(Rows from a dataset)
** Start **

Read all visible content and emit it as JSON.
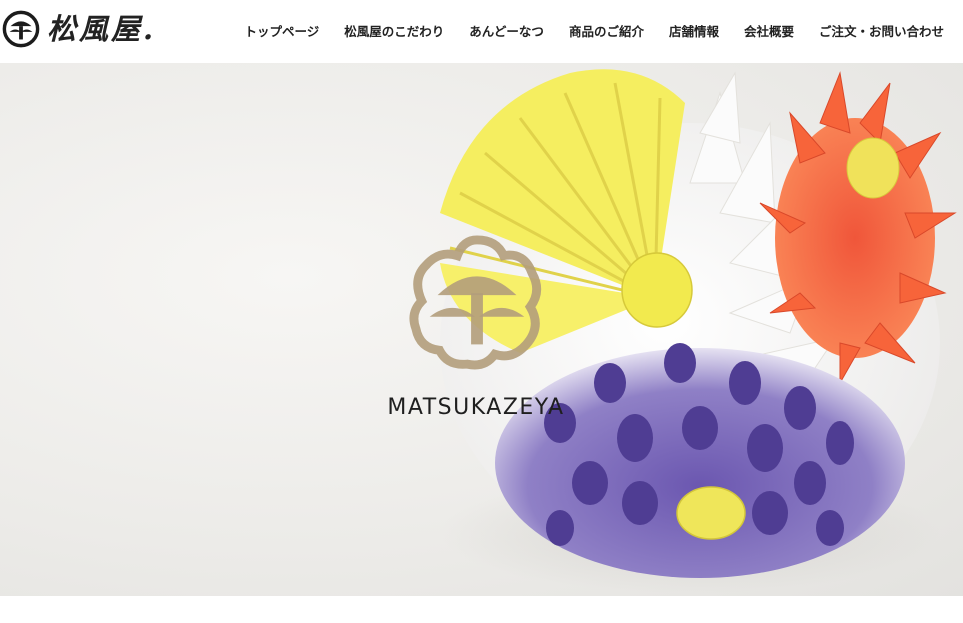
{
  "header": {
    "logo_text": "松風屋.",
    "logo_icon": "matsukazeya-crest-icon"
  },
  "nav": {
    "items": [
      {
        "label": "トップページ"
      },
      {
        "label": "松風屋のこだわり"
      },
      {
        "label": "あんどーなつ"
      },
      {
        "label": "商品のご紹介"
      },
      {
        "label": "店舗情報"
      },
      {
        "label": "会社概要"
      },
      {
        "label": "ご注文・お問い合わせ"
      }
    ]
  },
  "hero": {
    "brand_name": "MATSUKAZEYA",
    "image_subject": "wagashi-chrysanthemum-sweet",
    "colors": {
      "yellow": "#f3ec5a",
      "orange": "#f26a3c",
      "purple": "#5e4aa3",
      "crest": "#b09a78",
      "background": "#ecebe8"
    }
  }
}
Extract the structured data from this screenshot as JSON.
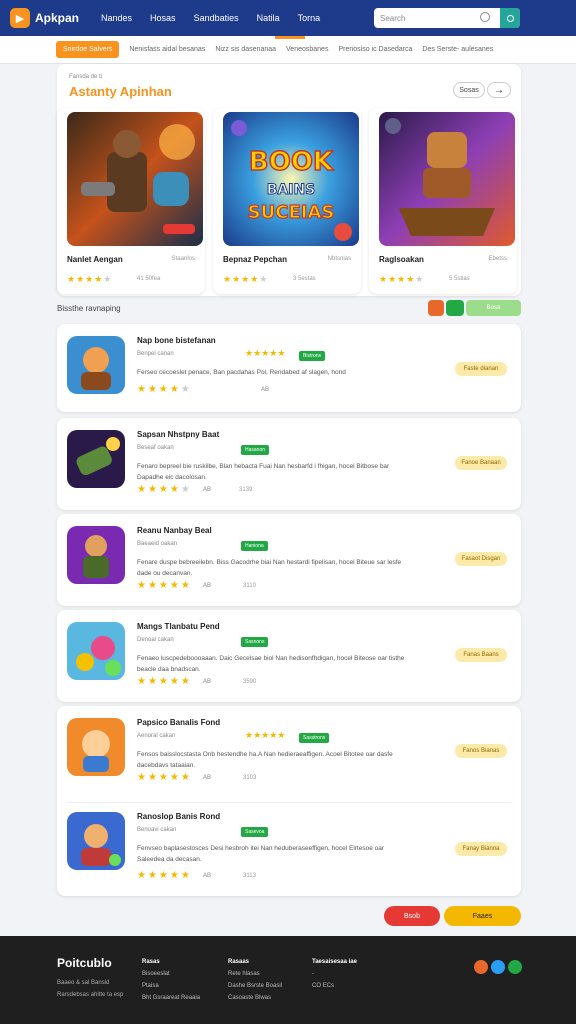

** End **

- **Set task**
Look through the data above. Each line containing the word "label" needs to be copied.

- **Output for this exercise**
        "label": "トップページ"
        "label": "松風屋のこだわり"
        "label": "あんどーなつ"
        "label": "商品のご紹介"
        "label": "店舗情報"
        "label": "会社概要"
        "label": "ご注文・お問い合わせ"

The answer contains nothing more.